>>>

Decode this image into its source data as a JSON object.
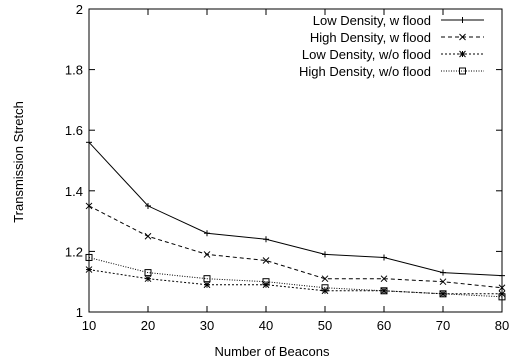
{
  "chart_data": {
    "type": "line",
    "title": "",
    "xlabel": "Number of Beacons",
    "ylabel": "Transmission Stretch",
    "xlim": [
      10,
      80
    ],
    "ylim": [
      1,
      2
    ],
    "x_ticks": [
      10,
      20,
      30,
      40,
      50,
      60,
      70,
      80
    ],
    "y_ticks": [
      "1",
      "1.2",
      "1.4",
      "1.6",
      "1.8",
      "2"
    ],
    "grid": false,
    "legend_position": "top-right",
    "x": [
      10,
      20,
      30,
      40,
      50,
      60,
      70,
      80
    ],
    "series": [
      {
        "name": "Low Density, w flood",
        "marker": "plus",
        "dash": "solid",
        "values": [
          1.56,
          1.35,
          1.26,
          1.24,
          1.19,
          1.18,
          1.13,
          1.12
        ]
      },
      {
        "name": "High Density, w flood",
        "marker": "cross",
        "dash": "dashed",
        "values": [
          1.35,
          1.25,
          1.19,
          1.17,
          1.11,
          1.11,
          1.1,
          1.08
        ]
      },
      {
        "name": "Low Density, w/o flood",
        "marker": "star",
        "dash": "dotted",
        "values": [
          1.14,
          1.11,
          1.09,
          1.09,
          1.07,
          1.07,
          1.06,
          1.06
        ]
      },
      {
        "name": "High Density, w/o flood",
        "marker": "square",
        "dash": "fine-dotted",
        "values": [
          1.18,
          1.13,
          1.11,
          1.1,
          1.08,
          1.07,
          1.06,
          1.05
        ]
      }
    ]
  }
}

<<<

▶ **Directive**: Search the listing for the word "name". Copy every line in which it occurs.

▶ **Task solution**:
        "name": "Low Density, w flood",
        "name": "High Density, w flood",
        "name": "Low Density, w/o flood",
        "name": "High Density, w/o flood",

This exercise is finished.